■ WHAT THIS EXERCISE ASKS ■
(1) In the guide to many-to-many relationships, what is the example name given for the new table that connects students and classes?
(2) From the guide to many-to-many relationships, pull out the passage that begins at the words "Carefully plan projects, resources, and" and stops after the words "may be preferable.".
(3) Pick up the guide to creating many-to-many relationships after its last sentence and keep it going.

■ SUPPLIED PASSAGE ■
Creating many-to-many relationships
A relationship between tables is usually one-to-many, where one record in the parent table relates to many records in the child table. For example, one project has many tasks. But what if you have a many-to-many scenario, such as students and classes, where you need to assign many students to many classes?
To accomplish this, you can add a third table that acts as a go-between, and handles all the possible combinations involved.
Testing the scenario:: You can test out the steps below to make sure it's what you want. To do so, make a copy of your application with data, then follow the instructions below to see if this solution is the one you're looking for. If you like the way it works in the copy, make the same changes to your live app.
Carefully plan projects, resources, and tasks: Lots of project managers ask Quick Base how to create a many-to-many relationship between resources and tasks. But before you set up your project management application to assign multiple users to a task, ensure you consider what a task is and who is actually in charge of completing it. Can the job be broken down into individual tasks that each person completes? Sometimes, a many-to-many relationship may be more complex than you need for your app, and a one-person-to-many-tasks set up may be preferable.
To create a many-to-many relationship:
Create a new table to serve as the intermediate table.
Add a new table to your application and give it an appropriate name. For example, if you are connecting students and classes, you may have an Assignments table.
Create a relationship between the new table and the existing tables.
Create two relationships. The new, intermediate table should be the child table to each previously existing table. In other words, the new table is the "many" in a one-to-many relationship with both existing tables.
Add lookup fields to the relationship.
For example, you may want the Assignments table to display the class description and instructor name from the Classes table. The more information you draw into your new table, the more useful it is—not just for creating assignments, but also for creating reports and charts, because all your reporting will be based on the intermediate table from this point forward.

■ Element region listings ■
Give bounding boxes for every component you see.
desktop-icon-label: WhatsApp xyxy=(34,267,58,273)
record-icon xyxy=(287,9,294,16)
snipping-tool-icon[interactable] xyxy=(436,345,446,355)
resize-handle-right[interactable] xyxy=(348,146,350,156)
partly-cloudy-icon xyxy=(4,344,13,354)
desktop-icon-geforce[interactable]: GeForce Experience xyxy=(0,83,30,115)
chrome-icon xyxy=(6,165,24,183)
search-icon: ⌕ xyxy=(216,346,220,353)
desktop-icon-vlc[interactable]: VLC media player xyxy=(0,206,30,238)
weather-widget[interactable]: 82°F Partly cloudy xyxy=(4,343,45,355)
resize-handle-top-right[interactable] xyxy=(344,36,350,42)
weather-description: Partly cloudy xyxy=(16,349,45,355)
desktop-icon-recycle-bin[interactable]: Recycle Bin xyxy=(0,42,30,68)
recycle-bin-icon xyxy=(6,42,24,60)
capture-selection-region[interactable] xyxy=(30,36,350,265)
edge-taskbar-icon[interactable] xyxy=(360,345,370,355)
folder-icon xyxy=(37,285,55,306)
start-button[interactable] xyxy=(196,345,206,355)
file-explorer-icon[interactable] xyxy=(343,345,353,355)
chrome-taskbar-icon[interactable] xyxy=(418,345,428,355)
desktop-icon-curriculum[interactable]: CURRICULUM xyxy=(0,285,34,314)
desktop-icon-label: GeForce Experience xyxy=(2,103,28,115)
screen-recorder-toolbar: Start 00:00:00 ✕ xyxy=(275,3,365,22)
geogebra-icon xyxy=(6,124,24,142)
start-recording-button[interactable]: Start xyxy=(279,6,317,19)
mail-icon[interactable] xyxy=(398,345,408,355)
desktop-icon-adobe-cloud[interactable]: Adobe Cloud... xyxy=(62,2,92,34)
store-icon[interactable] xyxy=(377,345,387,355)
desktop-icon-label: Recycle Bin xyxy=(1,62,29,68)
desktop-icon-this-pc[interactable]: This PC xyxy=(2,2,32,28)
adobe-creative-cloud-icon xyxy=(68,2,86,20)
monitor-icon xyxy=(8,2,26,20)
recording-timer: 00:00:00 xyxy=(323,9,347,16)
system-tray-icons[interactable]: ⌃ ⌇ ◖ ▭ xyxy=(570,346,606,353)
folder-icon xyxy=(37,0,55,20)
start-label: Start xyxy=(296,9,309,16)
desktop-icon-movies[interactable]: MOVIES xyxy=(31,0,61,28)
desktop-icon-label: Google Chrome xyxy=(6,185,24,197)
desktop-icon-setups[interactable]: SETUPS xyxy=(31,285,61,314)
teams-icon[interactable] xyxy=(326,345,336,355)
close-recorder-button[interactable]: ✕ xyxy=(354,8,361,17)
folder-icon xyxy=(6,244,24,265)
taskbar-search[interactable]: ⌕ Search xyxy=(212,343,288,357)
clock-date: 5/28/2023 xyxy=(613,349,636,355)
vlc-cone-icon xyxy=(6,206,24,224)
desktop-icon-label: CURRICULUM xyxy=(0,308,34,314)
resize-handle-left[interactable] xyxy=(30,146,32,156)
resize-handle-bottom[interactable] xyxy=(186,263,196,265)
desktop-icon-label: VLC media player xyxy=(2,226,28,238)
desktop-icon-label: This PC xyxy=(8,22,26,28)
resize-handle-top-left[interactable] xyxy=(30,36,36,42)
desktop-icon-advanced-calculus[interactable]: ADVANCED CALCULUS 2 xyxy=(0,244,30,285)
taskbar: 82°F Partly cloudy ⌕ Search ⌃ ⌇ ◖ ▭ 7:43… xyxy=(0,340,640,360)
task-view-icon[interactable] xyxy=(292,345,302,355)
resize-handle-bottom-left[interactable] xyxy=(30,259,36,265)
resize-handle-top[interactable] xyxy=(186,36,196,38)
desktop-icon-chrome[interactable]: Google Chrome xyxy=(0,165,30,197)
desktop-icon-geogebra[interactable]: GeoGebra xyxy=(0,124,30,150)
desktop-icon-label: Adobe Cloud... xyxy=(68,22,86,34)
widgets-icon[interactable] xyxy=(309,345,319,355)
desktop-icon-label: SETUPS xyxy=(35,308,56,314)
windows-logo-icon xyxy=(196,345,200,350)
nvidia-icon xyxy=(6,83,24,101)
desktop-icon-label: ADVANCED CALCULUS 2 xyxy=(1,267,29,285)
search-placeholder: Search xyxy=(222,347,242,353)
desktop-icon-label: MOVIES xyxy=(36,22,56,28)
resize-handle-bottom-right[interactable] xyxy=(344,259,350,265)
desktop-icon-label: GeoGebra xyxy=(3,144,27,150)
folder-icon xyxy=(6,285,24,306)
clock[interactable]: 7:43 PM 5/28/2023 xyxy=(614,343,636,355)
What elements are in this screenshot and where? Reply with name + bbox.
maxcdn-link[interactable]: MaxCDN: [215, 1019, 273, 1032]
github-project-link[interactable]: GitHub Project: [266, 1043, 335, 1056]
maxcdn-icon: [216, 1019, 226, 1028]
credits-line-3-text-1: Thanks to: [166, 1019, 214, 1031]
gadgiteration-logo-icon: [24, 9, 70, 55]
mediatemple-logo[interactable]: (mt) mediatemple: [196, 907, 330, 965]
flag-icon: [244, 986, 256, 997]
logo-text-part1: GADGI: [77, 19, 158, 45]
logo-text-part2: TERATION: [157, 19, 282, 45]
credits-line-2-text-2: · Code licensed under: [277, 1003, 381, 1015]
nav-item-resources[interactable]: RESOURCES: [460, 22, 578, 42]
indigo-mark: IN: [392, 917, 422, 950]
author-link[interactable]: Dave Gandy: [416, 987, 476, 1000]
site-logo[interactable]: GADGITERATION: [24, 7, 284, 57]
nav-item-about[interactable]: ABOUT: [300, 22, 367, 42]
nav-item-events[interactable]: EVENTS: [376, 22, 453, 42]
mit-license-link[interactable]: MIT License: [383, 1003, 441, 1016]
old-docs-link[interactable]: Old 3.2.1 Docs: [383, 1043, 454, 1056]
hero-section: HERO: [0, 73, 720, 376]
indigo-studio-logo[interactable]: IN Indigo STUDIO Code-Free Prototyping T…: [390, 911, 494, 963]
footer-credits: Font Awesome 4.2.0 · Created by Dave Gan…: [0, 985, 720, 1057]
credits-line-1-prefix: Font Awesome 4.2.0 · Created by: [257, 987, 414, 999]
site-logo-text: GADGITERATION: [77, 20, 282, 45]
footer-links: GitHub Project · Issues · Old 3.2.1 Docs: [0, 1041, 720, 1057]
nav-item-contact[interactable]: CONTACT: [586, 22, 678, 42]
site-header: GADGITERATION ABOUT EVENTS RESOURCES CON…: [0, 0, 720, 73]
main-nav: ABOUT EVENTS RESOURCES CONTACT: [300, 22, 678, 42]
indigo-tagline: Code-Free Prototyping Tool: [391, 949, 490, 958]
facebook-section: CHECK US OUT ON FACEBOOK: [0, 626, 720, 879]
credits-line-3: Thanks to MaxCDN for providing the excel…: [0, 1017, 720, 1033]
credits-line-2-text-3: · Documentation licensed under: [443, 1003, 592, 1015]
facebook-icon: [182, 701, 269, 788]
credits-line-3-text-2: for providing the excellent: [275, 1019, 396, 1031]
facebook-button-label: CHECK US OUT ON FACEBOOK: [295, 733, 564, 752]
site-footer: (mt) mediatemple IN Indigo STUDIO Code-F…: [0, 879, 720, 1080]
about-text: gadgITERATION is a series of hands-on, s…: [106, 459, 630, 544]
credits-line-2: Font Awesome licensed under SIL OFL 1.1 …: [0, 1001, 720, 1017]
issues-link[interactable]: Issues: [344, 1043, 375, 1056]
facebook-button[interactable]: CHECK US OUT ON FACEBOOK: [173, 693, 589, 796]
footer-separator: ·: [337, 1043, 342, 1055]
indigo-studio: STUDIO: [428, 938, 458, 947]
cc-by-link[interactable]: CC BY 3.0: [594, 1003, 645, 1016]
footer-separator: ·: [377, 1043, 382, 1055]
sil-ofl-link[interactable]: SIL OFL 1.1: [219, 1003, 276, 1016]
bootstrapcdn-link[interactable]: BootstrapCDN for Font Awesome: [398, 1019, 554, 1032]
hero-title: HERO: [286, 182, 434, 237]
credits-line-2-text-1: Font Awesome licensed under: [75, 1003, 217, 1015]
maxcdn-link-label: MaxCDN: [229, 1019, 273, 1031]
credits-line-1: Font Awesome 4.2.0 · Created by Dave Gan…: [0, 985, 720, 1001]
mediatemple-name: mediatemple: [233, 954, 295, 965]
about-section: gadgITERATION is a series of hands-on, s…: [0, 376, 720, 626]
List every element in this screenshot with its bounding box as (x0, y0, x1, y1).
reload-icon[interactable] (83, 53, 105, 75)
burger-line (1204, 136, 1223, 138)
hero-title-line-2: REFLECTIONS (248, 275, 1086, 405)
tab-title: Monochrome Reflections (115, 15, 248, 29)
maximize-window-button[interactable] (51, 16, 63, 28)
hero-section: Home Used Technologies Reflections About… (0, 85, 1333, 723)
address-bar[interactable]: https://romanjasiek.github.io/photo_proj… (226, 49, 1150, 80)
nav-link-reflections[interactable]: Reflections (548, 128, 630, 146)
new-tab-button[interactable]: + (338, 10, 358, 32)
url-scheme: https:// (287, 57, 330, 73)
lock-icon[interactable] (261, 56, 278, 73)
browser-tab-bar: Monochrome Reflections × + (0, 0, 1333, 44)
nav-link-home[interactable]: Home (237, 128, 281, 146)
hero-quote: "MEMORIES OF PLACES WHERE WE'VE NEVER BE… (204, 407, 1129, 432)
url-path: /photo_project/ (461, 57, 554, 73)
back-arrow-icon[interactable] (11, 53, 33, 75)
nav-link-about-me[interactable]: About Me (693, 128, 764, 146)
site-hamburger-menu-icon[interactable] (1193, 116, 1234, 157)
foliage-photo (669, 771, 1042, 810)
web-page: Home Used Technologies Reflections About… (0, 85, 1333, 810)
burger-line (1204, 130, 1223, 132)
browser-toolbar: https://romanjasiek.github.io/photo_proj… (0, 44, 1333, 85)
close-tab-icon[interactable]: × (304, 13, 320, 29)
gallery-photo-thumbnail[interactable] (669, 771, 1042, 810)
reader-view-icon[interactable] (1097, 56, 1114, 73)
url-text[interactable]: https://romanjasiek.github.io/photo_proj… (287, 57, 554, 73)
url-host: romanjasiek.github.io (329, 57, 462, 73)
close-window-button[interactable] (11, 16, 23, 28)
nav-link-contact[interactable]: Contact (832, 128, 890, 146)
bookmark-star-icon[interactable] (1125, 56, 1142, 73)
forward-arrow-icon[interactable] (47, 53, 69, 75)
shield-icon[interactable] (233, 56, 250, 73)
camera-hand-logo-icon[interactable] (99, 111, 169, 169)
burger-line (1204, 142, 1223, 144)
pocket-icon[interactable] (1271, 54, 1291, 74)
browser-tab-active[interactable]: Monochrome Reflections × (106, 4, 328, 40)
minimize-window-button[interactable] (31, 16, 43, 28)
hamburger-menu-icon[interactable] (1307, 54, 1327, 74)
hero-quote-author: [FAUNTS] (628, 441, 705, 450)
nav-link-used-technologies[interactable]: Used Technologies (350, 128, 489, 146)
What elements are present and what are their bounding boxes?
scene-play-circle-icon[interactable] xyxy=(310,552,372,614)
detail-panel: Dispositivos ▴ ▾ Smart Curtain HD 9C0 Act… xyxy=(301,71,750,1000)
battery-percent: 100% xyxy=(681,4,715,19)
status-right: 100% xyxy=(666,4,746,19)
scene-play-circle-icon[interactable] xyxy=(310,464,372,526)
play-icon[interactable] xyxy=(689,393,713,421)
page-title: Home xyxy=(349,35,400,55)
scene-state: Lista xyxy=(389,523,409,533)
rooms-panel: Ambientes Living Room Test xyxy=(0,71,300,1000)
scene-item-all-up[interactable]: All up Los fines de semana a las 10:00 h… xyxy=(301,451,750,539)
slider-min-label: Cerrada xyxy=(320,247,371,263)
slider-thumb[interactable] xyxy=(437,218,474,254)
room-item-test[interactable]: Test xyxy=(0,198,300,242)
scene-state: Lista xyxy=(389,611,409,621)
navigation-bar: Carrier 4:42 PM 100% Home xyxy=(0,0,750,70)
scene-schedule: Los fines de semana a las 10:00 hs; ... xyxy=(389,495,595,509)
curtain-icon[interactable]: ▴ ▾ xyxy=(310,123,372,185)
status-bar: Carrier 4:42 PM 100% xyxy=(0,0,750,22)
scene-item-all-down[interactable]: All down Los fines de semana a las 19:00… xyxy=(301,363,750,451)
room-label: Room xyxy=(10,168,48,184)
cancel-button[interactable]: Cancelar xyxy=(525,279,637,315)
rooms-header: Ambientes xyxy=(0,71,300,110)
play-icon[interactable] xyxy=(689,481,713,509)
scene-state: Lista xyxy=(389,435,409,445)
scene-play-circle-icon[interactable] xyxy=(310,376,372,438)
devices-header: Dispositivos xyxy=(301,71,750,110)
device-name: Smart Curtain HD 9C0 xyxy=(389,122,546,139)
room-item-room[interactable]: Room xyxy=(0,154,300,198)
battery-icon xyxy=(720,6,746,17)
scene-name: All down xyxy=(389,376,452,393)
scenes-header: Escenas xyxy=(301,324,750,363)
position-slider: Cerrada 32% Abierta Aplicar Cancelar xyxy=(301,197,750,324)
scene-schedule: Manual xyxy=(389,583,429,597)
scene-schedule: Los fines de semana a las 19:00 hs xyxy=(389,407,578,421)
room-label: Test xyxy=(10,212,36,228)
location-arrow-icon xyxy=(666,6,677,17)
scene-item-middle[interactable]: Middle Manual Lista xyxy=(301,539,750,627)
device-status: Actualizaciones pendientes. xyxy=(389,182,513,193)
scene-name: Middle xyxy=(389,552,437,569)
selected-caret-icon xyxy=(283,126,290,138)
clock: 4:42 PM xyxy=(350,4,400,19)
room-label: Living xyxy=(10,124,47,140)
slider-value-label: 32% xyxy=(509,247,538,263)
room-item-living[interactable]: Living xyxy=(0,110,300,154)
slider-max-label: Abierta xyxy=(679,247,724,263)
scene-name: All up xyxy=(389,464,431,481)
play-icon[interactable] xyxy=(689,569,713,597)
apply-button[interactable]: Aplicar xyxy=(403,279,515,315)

■ ANSWERS TO THE PROBLEMS ■
(1) An Assignments table.

(2)
Carefully plan projects, resources, and tasks: Lots of project managers ask Quick Base how to create a many-to-many relationship between resources and tasks. But before you set up your project management application to assign multiple users to a task, ensure you consider what a task is and who is actually in charge of completing it. Can the job be broken down into individual tasks that each person completes? Sometimes, a many-to-many relationship may be more complex than you need for your app, and a one-person-to-many-tasks set up may be preferable.

(3)
Delete unnecessary fields from parent tables.
If there are fields in the existing tables that track information that's now in the new intermediate table, you'll want to delete those fields, for example, a Class field in the Students table that you'll no longer use.
Create automated email notifications for the new table.
If you have email notifications, subscriptions or reminders set up, you may need to replicate these on the new table. For example, if your Students table notified a person when you assign them to a class, you need to create that notification for your intermediate table (Assignments) because that's where you now make class assignments. (Read more about automated emails.)
Using the many-to-many relationship
Now, whenever you want to add information that links your two original tables, you do so by adding a record to the new table. For example, if you want to sign a student up for a course, you'd add a new record to the Assignments table. Within the new record, select the class and select the student. To assign multiple people to one class, create multiple records in the assignments table—one for each combination of person and class. Quick Base makes this easier by adding an Add Assignments button to each parent table. From within a Class record, you can click the Add Assignments button to assign a person to that class. You can do the same from within a Student's record. The button adds a new record to the Assignment table that joins a Student and a Class.
You should do most of your reporting from within the new table. For instance, say you want to see a list of everyone in a particular class so you can send them an email. Create this report within the Assignments table.
After you create a new table, you may need to edit access permissions to its contents. Read about permissions. If you change the structure of your application, you may need to change your approach to permission settings. For example, you may want students to see only their own class assignments, and not all assignments, and so you may want to limit access based on a user's relationship to each record. Read how to implement this kind of access rule.
Note: Do you need to hide information from your users or are you just trying to focus their attention on the information that interests them? If it's a question of security, set access permissions. If you just want to make your application easier to use, don't set permissions, create custom reports instead. Not sure what to do? Read more.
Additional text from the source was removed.